▶ [Exercise instructions] Gather up every line from the entries below that uses the word "particles".

▶ [Records for the task]
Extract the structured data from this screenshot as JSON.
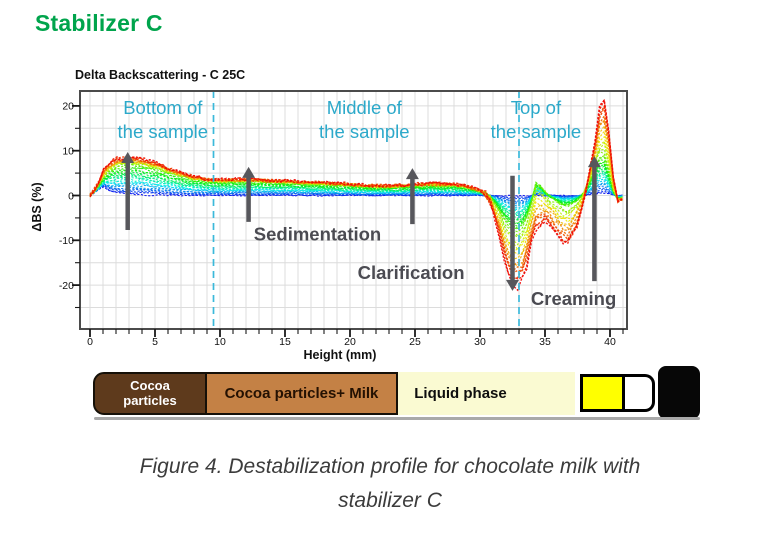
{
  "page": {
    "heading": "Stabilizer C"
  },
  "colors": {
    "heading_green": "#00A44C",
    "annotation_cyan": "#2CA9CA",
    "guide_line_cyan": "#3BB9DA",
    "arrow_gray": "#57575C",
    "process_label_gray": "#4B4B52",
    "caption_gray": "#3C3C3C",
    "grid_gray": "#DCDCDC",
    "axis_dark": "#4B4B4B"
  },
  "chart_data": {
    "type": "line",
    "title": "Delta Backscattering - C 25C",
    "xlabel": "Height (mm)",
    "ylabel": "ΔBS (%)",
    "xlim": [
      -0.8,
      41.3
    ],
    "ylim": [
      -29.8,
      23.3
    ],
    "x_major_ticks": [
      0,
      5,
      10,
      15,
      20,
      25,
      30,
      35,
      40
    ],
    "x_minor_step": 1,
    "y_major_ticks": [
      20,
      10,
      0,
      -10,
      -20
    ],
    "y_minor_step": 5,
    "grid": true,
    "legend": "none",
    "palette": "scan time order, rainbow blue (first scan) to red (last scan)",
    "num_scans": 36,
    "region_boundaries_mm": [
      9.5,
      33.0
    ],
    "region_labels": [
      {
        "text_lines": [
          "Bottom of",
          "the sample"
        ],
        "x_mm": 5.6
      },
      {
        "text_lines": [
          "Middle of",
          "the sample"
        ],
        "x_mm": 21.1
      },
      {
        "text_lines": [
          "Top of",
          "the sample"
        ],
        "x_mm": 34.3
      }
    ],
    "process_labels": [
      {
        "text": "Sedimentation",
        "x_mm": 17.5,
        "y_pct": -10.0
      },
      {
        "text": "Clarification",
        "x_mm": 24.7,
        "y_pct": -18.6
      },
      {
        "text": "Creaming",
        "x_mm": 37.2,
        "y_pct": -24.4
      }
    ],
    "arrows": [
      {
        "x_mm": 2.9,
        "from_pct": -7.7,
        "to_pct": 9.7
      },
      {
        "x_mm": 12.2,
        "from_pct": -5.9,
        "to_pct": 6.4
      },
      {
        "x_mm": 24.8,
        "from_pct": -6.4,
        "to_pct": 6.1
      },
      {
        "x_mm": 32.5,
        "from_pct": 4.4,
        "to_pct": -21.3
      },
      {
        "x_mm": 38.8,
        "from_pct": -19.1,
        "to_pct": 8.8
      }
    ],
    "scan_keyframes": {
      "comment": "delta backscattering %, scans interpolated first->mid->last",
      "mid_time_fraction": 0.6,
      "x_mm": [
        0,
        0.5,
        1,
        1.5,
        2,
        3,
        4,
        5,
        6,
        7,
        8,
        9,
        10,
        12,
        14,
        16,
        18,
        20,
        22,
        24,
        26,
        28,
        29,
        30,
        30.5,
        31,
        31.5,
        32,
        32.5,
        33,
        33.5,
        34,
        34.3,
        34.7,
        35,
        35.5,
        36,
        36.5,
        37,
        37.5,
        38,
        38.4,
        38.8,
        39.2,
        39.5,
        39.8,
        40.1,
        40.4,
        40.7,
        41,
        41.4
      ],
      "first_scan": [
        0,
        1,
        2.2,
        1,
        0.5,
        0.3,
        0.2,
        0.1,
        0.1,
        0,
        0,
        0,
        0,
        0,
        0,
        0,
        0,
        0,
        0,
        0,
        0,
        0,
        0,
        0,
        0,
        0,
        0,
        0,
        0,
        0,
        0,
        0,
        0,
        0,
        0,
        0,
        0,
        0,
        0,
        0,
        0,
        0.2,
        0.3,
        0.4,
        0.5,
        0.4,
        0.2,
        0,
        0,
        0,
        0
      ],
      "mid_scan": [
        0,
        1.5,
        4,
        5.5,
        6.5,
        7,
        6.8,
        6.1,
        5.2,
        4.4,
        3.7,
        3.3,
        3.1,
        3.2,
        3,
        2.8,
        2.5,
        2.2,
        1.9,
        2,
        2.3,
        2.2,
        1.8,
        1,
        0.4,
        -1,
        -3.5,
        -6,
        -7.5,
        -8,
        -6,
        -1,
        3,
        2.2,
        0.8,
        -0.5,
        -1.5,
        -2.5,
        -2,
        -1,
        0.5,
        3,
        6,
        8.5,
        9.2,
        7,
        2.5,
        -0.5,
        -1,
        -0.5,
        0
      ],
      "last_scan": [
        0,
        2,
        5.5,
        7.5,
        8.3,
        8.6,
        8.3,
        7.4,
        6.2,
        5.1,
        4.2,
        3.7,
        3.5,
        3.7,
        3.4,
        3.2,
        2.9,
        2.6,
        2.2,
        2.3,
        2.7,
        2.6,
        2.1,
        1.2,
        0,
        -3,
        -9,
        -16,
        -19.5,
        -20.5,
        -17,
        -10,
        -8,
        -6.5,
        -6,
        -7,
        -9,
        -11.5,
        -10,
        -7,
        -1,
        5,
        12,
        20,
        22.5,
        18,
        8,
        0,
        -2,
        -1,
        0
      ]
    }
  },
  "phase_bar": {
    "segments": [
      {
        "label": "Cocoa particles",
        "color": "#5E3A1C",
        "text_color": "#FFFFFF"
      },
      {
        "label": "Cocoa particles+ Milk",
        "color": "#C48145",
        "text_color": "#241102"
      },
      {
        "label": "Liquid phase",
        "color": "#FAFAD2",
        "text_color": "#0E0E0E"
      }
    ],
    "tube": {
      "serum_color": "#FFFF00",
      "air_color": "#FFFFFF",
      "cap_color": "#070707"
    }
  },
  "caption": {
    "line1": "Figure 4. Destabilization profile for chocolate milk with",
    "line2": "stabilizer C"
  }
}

▶ [Complete response]
        "label": "Cocoa particles",
        "label": "Cocoa particles+ Milk",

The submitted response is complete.